TASK PROMPT: Pictures do not belong in the copy; restate the records below word for word.

+ + +

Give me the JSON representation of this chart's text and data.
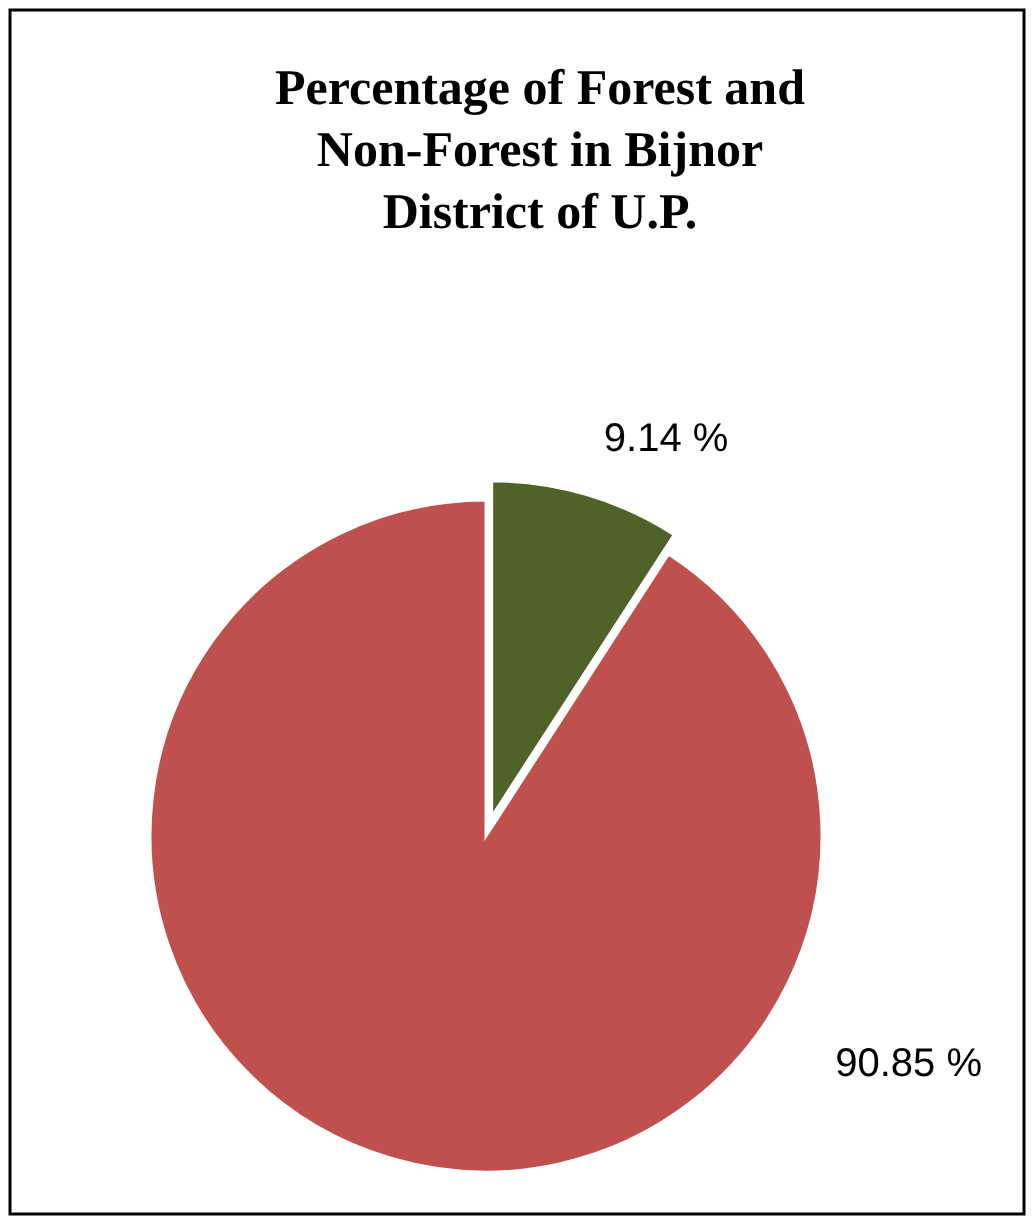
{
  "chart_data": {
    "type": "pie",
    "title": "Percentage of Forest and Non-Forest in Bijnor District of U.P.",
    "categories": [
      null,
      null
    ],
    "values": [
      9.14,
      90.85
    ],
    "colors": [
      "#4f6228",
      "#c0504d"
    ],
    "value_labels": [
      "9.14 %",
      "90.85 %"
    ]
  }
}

+ + +

SOLUTION FOR THIS EXERCISE:
Give me the JSON representation of this chart's text and data.
{
  "chart_data": {
    "type": "pie",
    "title": "Percentage of Forest and Non-Forest in Bijnor District of U.P.",
    "categories": [
      null,
      null
    ],
    "values": [
      9.14,
      90.85
    ],
    "colors": [
      "#4f6228",
      "#c0504d"
    ],
    "value_labels": [
      "9.14 %",
      "90.85 %"
    ]
  }
}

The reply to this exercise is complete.